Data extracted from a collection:
------------------------------------------------------------------------
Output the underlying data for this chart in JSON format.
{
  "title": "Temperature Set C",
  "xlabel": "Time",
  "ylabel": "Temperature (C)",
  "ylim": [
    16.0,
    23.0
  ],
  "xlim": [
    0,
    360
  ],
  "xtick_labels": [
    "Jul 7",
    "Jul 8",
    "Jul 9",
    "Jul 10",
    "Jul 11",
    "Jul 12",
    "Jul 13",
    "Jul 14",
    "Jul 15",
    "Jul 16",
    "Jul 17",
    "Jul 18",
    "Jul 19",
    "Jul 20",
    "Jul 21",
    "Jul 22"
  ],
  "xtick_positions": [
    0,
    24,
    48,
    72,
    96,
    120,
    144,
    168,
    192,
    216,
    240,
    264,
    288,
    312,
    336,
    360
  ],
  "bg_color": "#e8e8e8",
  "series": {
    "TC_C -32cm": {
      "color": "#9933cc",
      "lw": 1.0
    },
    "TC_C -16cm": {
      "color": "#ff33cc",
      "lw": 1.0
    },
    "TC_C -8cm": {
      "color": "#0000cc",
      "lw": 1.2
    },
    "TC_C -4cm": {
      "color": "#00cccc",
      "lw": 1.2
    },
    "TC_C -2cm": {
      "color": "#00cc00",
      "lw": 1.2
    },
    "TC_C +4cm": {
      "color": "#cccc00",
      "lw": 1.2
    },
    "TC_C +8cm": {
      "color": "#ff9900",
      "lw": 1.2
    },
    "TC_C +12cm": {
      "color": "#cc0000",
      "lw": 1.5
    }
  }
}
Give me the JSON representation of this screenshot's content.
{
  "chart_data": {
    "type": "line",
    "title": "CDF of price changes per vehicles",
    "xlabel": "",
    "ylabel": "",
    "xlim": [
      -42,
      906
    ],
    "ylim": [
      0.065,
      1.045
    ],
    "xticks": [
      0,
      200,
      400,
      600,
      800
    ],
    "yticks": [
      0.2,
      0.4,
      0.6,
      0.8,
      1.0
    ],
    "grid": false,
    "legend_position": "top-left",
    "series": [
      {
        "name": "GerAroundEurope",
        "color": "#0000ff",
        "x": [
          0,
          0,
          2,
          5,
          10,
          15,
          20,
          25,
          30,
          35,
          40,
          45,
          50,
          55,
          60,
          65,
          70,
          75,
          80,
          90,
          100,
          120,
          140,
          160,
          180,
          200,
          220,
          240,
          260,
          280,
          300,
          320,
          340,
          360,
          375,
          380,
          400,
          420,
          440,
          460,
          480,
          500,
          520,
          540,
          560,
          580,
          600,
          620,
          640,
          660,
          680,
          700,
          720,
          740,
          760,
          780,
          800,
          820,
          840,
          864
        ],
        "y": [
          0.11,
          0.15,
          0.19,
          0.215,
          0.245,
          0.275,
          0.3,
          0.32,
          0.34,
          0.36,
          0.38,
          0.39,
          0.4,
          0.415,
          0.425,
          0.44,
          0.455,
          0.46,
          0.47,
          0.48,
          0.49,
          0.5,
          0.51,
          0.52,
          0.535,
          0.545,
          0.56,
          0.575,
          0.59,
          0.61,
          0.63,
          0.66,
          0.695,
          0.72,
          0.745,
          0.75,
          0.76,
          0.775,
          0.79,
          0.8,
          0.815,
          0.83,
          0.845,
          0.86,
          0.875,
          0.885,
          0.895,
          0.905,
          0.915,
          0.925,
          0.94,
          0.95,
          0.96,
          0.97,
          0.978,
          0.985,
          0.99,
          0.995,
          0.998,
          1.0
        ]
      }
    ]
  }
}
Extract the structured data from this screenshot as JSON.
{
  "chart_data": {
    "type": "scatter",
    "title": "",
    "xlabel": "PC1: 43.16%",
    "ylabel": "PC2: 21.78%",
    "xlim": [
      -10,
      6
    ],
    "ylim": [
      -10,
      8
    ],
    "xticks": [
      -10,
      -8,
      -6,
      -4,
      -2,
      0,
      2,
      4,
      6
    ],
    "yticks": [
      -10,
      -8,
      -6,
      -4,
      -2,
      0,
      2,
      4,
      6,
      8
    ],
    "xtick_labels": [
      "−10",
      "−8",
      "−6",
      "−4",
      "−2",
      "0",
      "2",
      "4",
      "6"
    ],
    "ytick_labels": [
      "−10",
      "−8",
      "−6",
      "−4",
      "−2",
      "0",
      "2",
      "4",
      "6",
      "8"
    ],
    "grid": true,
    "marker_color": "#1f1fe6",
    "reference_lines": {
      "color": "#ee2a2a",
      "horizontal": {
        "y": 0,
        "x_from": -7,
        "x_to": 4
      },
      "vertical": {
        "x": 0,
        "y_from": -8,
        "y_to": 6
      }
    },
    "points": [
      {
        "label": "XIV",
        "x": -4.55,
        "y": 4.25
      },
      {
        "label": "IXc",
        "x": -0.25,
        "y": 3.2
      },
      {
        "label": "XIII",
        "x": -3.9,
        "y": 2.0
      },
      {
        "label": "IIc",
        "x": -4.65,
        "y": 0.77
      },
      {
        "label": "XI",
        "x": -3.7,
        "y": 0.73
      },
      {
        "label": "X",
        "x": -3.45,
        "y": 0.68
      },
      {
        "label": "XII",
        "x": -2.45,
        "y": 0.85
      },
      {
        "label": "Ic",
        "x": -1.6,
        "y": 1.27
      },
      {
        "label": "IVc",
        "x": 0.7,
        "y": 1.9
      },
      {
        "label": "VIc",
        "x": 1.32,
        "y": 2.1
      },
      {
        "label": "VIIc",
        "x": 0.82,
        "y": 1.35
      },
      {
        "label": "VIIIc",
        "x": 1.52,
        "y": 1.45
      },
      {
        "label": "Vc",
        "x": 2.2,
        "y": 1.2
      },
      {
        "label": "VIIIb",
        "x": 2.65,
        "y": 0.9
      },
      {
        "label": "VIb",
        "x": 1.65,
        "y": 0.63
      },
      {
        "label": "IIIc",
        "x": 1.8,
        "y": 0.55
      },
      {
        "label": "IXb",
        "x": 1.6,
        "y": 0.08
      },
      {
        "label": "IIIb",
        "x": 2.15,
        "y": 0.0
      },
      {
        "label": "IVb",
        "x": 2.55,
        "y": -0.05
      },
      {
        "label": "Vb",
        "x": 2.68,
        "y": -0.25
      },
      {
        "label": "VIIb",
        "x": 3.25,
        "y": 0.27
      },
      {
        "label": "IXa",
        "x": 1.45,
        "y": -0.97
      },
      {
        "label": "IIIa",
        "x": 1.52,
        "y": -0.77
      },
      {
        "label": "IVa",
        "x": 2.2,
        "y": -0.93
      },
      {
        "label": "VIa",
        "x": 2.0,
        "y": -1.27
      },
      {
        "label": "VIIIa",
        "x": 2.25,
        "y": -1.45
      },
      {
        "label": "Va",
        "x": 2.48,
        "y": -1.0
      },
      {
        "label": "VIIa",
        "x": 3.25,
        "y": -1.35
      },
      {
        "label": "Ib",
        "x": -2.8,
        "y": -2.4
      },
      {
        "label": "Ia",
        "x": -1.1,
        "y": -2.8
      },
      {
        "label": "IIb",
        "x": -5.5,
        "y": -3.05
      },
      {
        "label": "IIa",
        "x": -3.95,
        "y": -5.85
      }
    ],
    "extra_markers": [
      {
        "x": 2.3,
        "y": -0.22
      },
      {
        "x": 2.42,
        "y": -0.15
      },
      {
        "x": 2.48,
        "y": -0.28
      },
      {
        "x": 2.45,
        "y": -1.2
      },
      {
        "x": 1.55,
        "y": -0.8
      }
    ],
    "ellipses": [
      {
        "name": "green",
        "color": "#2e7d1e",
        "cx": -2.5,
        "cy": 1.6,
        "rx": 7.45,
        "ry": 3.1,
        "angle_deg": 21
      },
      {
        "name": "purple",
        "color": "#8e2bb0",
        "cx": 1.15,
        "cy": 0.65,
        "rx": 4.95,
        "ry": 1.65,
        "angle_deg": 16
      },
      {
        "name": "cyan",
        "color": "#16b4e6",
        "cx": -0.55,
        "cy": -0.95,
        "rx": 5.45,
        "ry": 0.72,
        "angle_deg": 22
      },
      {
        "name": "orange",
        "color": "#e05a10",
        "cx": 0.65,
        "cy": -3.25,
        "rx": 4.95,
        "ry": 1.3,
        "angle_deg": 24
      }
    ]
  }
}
------------------------------------------------------------------------
Exercise directions:
Return every line of the preceding records in which the word "this" appears.

Task response:
Output the underlying data for this chart in JSON format.
Give me the JSON representation of this screenshot's content.
Extract the structured data from this screenshot as JSON.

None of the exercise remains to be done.